((
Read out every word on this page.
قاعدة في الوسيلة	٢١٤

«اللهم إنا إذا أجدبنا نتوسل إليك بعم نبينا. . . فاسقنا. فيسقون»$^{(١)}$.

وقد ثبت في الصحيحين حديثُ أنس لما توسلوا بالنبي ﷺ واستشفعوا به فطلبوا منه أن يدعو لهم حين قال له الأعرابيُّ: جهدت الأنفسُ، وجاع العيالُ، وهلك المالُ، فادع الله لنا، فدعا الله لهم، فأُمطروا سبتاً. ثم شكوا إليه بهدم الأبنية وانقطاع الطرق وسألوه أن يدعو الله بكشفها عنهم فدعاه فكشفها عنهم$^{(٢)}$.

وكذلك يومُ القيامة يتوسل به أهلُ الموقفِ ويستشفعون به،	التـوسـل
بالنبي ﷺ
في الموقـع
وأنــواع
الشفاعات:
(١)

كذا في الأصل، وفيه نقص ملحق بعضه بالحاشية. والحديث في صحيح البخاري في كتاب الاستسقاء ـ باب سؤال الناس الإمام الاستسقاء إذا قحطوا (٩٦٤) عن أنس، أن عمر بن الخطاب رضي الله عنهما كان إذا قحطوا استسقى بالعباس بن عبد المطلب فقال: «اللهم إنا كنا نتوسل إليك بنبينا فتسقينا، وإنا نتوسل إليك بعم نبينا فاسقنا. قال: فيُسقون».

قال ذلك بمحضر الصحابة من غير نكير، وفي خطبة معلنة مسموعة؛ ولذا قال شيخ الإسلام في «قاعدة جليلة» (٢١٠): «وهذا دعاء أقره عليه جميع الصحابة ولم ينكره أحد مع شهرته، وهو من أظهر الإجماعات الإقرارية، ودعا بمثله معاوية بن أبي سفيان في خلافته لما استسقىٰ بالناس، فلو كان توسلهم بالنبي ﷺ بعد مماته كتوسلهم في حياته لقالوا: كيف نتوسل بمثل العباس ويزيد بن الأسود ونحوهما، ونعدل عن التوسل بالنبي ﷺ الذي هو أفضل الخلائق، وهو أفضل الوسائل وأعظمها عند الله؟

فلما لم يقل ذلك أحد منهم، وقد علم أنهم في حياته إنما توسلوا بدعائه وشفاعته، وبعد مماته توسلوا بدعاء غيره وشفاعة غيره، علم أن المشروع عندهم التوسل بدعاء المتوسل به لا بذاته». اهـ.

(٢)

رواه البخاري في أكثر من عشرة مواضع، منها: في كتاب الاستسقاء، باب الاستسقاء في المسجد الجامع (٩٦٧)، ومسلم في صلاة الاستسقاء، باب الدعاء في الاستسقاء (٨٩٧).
))
### [To do]
Transcribe every entry word for word.

### [Written response]
Read out every word on this page.
قاعدة في الوسيلة	٢١٤

«اللهم إنا إذا أجدبنا نتوسل إليك بعم نبينا. . . فاسقنا. فيسقون»$^{(١)}$.

وقد ثبت في الصحيحين حديثُ أنس لما توسلوا بالنبي ﷺ واستشفعوا به فطلبوا منه أن يدعو لهم حين قال له الأعرابيُّ: جهدت الأنفسُ، وجاع العيالُ، وهلك المالُ، فادع الله لنا، فدعا الله لهم، فأُمطروا سبتاً. ثم شكوا إليه بهدم الأبنية وانقطاع الطرق وسألوه أن يدعو الله بكشفها عنهم فدعاه فكشفها عنهم$^{(٢)}$.

وكذلك يومُ القيامة يتوسل به أهلُ الموقفِ ويستشفعون به،	التـوسـل
بالنبي ﷺ
في الموقـع
وأنــواع
الشفاعات:
(١)

كذا في الأصل، وفيه نقص ملحق بعضه بالحاشية. والحديث في صحيح البخاري في كتاب الاستسقاء ـ باب سؤال الناس الإمام الاستسقاء إذا قحطوا (٩٦٤) عن أنس، أن عمر بن الخطاب رضي الله عنهما كان إذا قحطوا استسقى بالعباس بن عبد المطلب فقال: «اللهم إنا كنا نتوسل إليك بنبينا فتسقينا، وإنا نتوسل إليك بعم نبينا فاسقنا. قال: فيُسقون».

قال ذلك بمحضر الصحابة من غير نكير، وفي خطبة معلنة مسموعة؛ ولذا قال شيخ الإسلام في «قاعدة جليلة» (٢١٠): «وهذا دعاء أقره عليه جميع الصحابة ولم ينكره أحد مع شهرته، وهو من أظهر الإجماعات الإقرارية، ودعا بمثله معاوية بن أبي سفيان في خلافته لما استسقىٰ بالناس، فلو كان توسلهم بالنبي ﷺ بعد مماته كتوسلهم في حياته لقالوا: كيف نتوسل بمثل العباس ويزيد بن الأسود ونحوهما، ونعدل عن التوسل بالنبي ﷺ الذي هو أفضل الخلائق، وهو أفضل الوسائل وأعظمها عند الله؟

فلما لم يقل ذلك أحد منهم، وقد علم أنهم في حياته إنما توسلوا بدعائه وشفاعته، وبعد مماته توسلوا بدعاء غيره وشفاعة غيره، علم أن المشروع عندهم التوسل بدعاء المتوسل به لا بذاته». اهـ.

(٢)

رواه البخاري في أكثر من عشرة مواضع، منها: في كتاب الاستسقاء، باب الاستسقاء في المسجد الجامع (٩٦٧)، ومسلم في صلاة الاستسقاء، باب الدعاء في الاستسقاء (٨٩٧).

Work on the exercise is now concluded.